[Stored entries]
%%

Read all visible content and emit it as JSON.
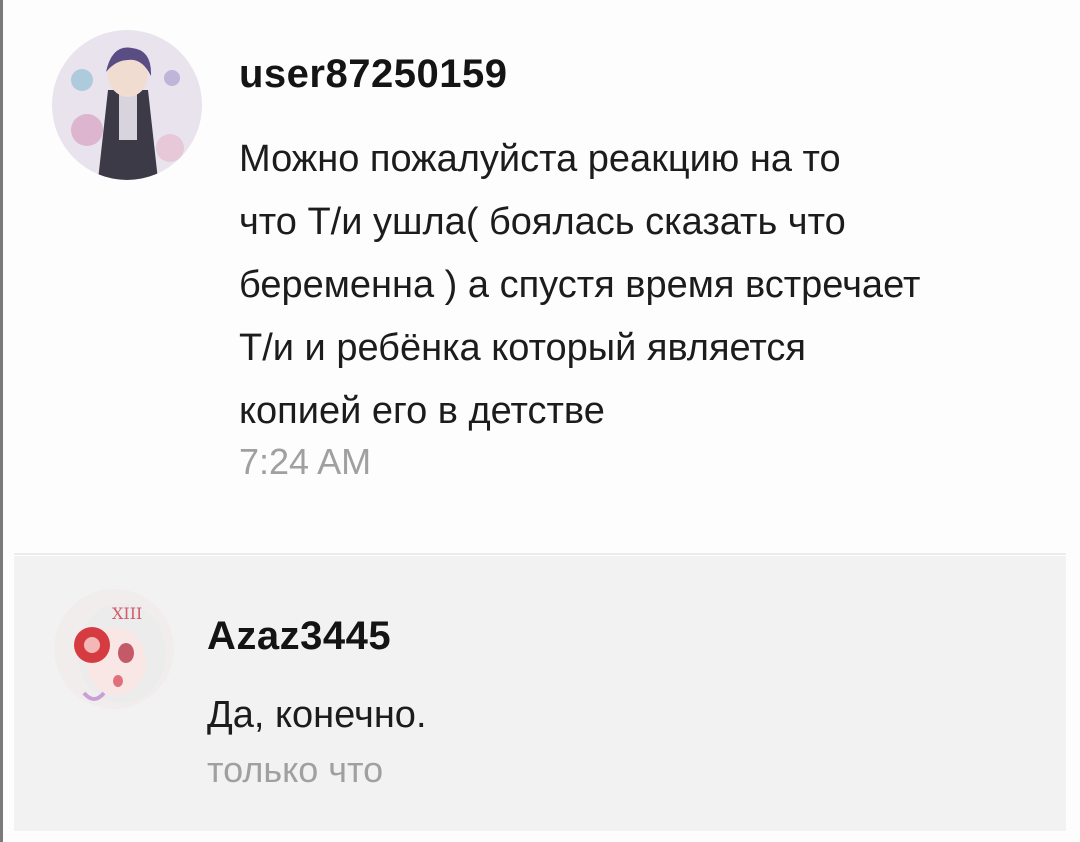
{
  "comments": [
    {
      "username": "user87250159",
      "message_lines": [
        "Можно пожалуйста реакцию на то",
        "что Т/и ушла( боялась сказать что",
        "беременна ) а спустя время встречает",
        "Т/и и ребёнка который является",
        "копией его в детстве"
      ],
      "timestamp": "7:24 AM",
      "avatar_icon": "anime-boy-avatar"
    },
    {
      "username": "Azaz3445",
      "message": "Да, конечно.",
      "timestamp": "только что",
      "avatar_icon": "anime-girl-avatar"
    }
  ],
  "colors": {
    "username": "#141414",
    "message": "#1c1c1c",
    "timestamp": "#a0a0a0",
    "reply_background": "#f2f2f2",
    "page_background": "#fdfdfd"
  }
}
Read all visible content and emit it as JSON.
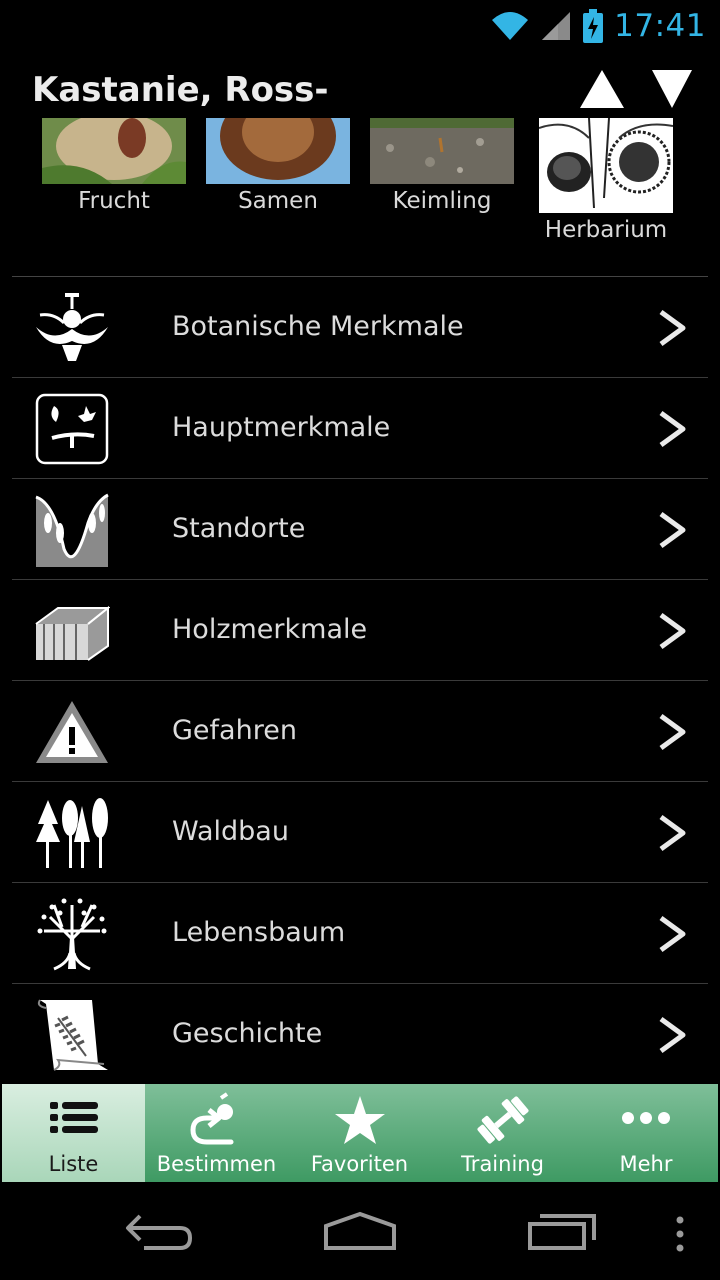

%%

EXERCISE:
Without including any picture, repeat the data exactly.

WRITTEN SOLUTION:
Read all visible content and emit it as JSON.
{
  "comments": [
    {
      "username": "user87250159",
      "message_lines": [
        "Можно пожалуйста реакцию на то",
        "что Т/и ушла( боялась сказать что",
        "беременна ) а спустя время встречает",
        "Т/и и ребёнка который является",
        "копией его в детстве"
      ],
      "timestamp": "7:24 AM",
      "avatar_icon": "anime-boy-avatar"
    },
    {
      "username": "Azaz3445",
      "message": "Да, конечно.",
      "timestamp": "только что",
      "avatar_icon": "anime-girl-avatar"
    }
  ],
  "colors": {
    "username": "#141414",
    "message": "#1c1c1c",
    "timestamp": "#a0a0a0",
    "reply_background": "#f2f2f2",
    "page_background": "#fdfdfd"
  }
}
Read all visible content and emit it as JSON.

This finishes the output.